Work to be completed:
Look through the material below for "amplitude". Copy every line that contains it.

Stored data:
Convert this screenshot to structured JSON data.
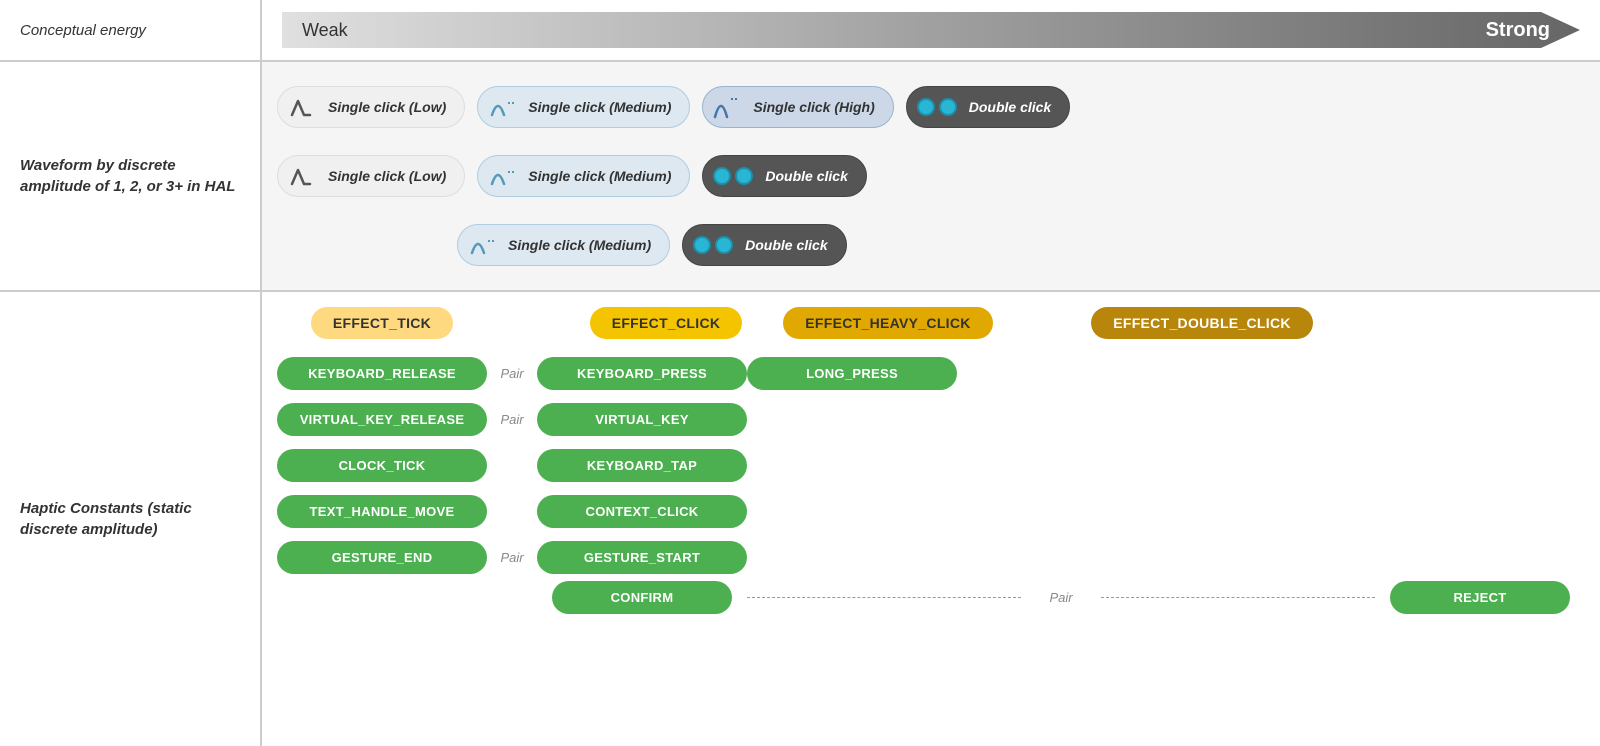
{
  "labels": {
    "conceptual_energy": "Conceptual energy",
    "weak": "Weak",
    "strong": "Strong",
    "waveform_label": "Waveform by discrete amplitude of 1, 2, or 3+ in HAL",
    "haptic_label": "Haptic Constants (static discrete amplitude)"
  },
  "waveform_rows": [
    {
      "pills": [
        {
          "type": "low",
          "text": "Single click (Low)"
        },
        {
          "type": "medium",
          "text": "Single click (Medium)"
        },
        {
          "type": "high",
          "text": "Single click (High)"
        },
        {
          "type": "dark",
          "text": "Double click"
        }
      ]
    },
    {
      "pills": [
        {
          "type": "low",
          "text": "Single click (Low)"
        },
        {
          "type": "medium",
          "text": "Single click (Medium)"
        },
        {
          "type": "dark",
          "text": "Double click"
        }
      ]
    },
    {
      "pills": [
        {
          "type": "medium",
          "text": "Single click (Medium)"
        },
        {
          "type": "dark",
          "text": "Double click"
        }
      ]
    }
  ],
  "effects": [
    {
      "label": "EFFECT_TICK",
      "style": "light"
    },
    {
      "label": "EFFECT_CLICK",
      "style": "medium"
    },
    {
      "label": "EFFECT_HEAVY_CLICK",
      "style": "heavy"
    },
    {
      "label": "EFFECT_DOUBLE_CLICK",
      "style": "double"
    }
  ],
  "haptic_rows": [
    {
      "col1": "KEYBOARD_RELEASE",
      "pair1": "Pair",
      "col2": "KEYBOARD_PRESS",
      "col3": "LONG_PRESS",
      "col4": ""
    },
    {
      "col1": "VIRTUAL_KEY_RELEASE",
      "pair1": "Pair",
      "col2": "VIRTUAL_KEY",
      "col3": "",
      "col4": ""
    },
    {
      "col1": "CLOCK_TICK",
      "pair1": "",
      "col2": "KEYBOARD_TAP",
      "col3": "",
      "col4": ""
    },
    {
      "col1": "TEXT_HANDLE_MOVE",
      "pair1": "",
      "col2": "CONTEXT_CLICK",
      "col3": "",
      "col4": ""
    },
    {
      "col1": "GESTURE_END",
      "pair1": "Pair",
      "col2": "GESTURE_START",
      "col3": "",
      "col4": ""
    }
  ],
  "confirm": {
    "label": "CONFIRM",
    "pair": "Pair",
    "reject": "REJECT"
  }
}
...
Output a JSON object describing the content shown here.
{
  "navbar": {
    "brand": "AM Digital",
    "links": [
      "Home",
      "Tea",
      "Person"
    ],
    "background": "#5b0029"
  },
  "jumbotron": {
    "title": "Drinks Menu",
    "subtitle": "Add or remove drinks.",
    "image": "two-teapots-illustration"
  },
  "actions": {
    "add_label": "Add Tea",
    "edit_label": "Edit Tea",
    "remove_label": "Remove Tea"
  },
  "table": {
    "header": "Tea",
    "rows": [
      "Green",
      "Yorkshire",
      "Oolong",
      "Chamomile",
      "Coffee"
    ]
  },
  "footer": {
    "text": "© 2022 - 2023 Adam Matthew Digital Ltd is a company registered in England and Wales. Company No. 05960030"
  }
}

Solution to the problem:
    "waveform_label": "Waveform by discrete amplitude of 1, 2, or 3+ in HAL",
    "haptic_label": "Haptic Constants (static discrete amplitude)"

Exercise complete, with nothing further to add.